* **Material provided**
•••••

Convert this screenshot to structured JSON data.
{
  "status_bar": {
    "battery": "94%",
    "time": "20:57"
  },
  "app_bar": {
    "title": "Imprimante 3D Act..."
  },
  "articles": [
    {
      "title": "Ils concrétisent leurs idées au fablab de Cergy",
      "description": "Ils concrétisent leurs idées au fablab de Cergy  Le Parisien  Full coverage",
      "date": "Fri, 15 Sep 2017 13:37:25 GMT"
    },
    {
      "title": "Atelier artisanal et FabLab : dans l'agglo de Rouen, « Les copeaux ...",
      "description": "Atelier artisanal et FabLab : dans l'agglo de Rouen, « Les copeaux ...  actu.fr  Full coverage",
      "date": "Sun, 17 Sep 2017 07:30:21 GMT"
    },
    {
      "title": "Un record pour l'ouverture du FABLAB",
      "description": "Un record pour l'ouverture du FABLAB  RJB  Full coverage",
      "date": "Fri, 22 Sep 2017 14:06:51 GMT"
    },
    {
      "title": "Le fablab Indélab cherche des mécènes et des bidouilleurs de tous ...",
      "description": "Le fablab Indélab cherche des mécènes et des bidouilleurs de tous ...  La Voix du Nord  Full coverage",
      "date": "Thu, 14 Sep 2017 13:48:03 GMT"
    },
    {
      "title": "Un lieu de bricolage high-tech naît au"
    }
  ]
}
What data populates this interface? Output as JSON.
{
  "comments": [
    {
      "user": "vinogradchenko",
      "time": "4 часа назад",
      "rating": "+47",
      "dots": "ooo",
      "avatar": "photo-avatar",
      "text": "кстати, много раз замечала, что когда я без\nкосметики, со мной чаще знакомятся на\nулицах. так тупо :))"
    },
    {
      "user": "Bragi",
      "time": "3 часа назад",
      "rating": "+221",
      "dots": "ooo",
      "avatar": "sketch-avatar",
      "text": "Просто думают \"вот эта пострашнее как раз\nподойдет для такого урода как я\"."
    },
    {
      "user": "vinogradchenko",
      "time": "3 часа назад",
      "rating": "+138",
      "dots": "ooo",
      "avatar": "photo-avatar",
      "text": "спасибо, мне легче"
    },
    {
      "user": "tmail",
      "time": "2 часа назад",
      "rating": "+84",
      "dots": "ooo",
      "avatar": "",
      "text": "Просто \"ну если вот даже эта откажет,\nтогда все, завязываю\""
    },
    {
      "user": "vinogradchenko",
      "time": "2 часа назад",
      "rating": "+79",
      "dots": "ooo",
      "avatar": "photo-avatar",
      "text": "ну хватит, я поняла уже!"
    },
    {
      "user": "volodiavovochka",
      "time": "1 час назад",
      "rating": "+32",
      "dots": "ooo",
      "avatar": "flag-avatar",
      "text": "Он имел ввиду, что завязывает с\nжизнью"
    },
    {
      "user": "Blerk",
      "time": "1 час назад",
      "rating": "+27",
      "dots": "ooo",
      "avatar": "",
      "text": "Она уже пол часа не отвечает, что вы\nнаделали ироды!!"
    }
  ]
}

•••••

* **Task requirements**
Please quote the data above in full, with no line missing.

* **Completed task**
Convert this screenshot to structured JSON data.
{
  "status_bar": {
    "battery": "94%",
    "time": "20:57"
  },
  "app_bar": {
    "title": "Imprimante 3D Act..."
  },
  "articles": [
    {
      "title": "Ils concrétisent leurs idées au fablab de Cergy",
      "description": "Ils concrétisent leurs idées au fablab de Cergy  Le Parisien  Full coverage",
      "date": "Fri, 15 Sep 2017 13:37:25 GMT"
    },
    {
      "title": "Atelier artisanal et FabLab : dans l'agglo de Rouen, « Les copeaux ...",
      "description": "Atelier artisanal et FabLab : dans l'agglo de Rouen, « Les copeaux ...  actu.fr  Full coverage",
      "date": "Sun, 17 Sep 2017 07:30:21 GMT"
    },
    {
      "title": "Un record pour l'ouverture du FABLAB",
      "description": "Un record pour l'ouverture du FABLAB  RJB  Full coverage",
      "date": "Fri, 22 Sep 2017 14:06:51 GMT"
    },
    {
      "title": "Le fablab Indélab cherche des mécènes et des bidouilleurs de tous ...",
      "description": "Le fablab Indélab cherche des mécènes et des bidouilleurs de tous ...  La Voix du Nord  Full coverage",
      "date": "Thu, 14 Sep 2017 13:48:03 GMT"
    },
    {
      "title": "Un lieu de bricolage high-tech naît au"
    }
  ]
}
What data populates this interface? Output as JSON.
{
  "comments": [
    {
      "user": "vinogradchenko",
      "time": "4 часа назад",
      "rating": "+47",
      "dots": "ooo",
      "avatar": "photo-avatar",
      "text": "кстати, много раз замечала, что когда я без\nкосметики, со мной чаще знакомятся на\nулицах. так тупо :))"
    },
    {
      "user": "Bragi",
      "time": "3 часа назад",
      "rating": "+221",
      "dots": "ooo",
      "avatar": "sketch-avatar",
      "text": "Просто думают \"вот эта пострашнее как раз\nподойдет для такого урода как я\"."
    },
    {
      "user": "vinogradchenko",
      "time": "3 часа назад",
      "rating": "+138",
      "dots": "ooo",
      "avatar": "photo-avatar",
      "text": "спасибо, мне легче"
    },
    {
      "user": "tmail",
      "time": "2 часа назад",
      "rating": "+84",
      "dots": "ooo",
      "avatar": "",
      "text": "Просто \"ну если вот даже эта откажет,\nтогда все, завязываю\""
    },
    {
      "user": "vinogradchenko",
      "time": "2 часа назад",
      "rating": "+79",
      "dots": "ooo",
      "avatar": "photo-avatar",
      "text": "ну хватит, я поняла уже!"
    },
    {
      "user": "volodiavovochka",
      "time": "1 час назад",
      "rating": "+32",
      "dots": "ooo",
      "avatar": "flag-avatar",
      "text": "Он имел ввиду, что завязывает с\nжизнью"
    },
    {
      "user": "Blerk",
      "time": "1 час назад",
      "rating": "+27",
      "dots": "ooo",
      "avatar": "",
      "text": "Она уже пол часа не отвечает, что вы\nнаделали ироды!!"
    }
  ]
}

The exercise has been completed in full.